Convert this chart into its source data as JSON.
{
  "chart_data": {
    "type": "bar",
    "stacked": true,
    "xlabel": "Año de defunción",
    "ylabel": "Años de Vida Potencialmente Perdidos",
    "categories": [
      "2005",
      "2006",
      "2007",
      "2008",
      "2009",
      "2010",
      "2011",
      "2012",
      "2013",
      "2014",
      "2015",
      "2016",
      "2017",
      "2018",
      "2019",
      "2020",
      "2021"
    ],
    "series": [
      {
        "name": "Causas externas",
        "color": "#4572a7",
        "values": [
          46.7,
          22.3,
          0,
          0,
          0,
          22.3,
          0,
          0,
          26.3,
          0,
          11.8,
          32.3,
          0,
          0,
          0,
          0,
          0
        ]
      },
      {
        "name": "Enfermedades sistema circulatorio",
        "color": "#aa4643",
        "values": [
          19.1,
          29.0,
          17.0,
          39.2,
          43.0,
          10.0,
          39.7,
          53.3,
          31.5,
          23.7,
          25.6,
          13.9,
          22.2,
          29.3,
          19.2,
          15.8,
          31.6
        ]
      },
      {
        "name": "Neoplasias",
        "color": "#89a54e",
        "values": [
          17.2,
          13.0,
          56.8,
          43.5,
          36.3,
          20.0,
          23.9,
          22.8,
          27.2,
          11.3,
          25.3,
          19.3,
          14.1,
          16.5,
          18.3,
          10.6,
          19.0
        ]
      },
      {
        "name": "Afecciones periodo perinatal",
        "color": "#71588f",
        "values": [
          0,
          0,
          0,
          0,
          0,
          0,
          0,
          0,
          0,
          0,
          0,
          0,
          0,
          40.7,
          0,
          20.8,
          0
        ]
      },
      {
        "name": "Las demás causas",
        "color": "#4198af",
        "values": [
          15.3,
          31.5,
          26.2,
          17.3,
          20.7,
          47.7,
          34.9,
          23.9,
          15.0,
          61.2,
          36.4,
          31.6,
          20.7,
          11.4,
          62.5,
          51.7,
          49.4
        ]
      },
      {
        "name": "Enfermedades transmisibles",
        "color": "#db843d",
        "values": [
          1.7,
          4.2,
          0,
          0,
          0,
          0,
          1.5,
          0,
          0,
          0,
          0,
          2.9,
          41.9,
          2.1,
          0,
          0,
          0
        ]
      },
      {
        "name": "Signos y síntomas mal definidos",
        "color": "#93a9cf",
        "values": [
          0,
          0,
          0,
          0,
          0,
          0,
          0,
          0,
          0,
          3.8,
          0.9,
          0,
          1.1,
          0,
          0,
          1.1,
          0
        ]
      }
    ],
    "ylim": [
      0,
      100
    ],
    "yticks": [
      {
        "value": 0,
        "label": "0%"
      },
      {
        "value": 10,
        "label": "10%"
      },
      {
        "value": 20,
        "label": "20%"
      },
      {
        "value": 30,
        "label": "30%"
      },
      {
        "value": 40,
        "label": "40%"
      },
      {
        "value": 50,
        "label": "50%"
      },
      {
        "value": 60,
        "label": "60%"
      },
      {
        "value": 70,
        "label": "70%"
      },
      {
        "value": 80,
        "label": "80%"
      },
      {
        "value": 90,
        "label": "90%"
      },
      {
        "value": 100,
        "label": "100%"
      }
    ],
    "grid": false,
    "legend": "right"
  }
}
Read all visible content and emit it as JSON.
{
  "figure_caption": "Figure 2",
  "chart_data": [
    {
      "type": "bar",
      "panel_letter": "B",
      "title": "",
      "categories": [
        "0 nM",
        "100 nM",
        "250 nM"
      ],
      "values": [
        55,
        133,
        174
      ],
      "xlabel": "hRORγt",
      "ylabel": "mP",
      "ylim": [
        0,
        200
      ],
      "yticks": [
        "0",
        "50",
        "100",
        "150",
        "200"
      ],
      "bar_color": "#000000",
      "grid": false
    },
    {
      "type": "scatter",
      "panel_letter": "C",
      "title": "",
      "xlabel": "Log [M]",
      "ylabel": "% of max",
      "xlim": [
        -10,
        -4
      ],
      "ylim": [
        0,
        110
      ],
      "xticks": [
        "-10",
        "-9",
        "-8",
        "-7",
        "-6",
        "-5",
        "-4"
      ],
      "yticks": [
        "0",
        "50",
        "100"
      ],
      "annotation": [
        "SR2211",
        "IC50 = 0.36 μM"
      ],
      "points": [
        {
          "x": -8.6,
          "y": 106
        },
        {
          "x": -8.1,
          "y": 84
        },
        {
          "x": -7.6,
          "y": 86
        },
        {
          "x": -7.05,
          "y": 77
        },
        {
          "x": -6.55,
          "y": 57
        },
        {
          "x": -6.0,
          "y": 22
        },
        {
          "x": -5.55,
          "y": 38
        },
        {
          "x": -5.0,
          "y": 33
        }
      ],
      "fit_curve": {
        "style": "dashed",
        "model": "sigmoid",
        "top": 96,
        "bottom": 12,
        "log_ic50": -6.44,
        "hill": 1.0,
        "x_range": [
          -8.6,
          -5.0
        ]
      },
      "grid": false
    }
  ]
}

-- Objective --
Write out only what runs from the line holding "Read all visible content and emit it as JSON." through the last line of the records, exactly as shown.

-- Result of the task --
Read all visible content and emit it as JSON.
{
  "figure_caption": "Figure 2",
  "chart_data": [
    {
      "type": "bar",
      "panel_letter": "B",
      "title": "",
      "categories": [
        "0 nM",
        "100 nM",
        "250 nM"
      ],
      "values": [
        55,
        133,
        174
      ],
      "xlabel": "hRORγt",
      "ylabel": "mP",
      "ylim": [
        0,
        200
      ],
      "yticks": [
        "0",
        "50",
        "100",
        "150",
        "200"
      ],
      "bar_color": "#000000",
      "grid": false
    },
    {
      "type": "scatter",
      "panel_letter": "C",
      "title": "",
      "xlabel": "Log [M]",
      "ylabel": "% of max",
      "xlim": [
        -10,
        -4
      ],
      "ylim": [
        0,
        110
      ],
      "xticks": [
        "-10",
        "-9",
        "-8",
        "-7",
        "-6",
        "-5",
        "-4"
      ],
      "yticks": [
        "0",
        "50",
        "100"
      ],
      "annotation": [
        "SR2211",
        "IC50 = 0.36 μM"
      ],
      "points": [
        {
          "x": -8.6,
          "y": 106
        },
        {
          "x": -8.1,
          "y": 84
        },
        {
          "x": -7.6,
          "y": 86
        },
        {
          "x": -7.05,
          "y": 77
        },
        {
          "x": -6.55,
          "y": 57
        },
        {
          "x": -6.0,
          "y": 22
        },
        {
          "x": -5.55,
          "y": 38
        },
        {
          "x": -5.0,
          "y": 33
        }
      ],
      "fit_curve": {
        "style": "dashed",
        "model": "sigmoid",
        "top": 96,
        "bottom": 12,
        "log_ic50": -6.44,
        "hill": 1.0,
        "x_range": [
          -8.6,
          -5.0
        ]
      },
      "grid": false
    }
  ]
}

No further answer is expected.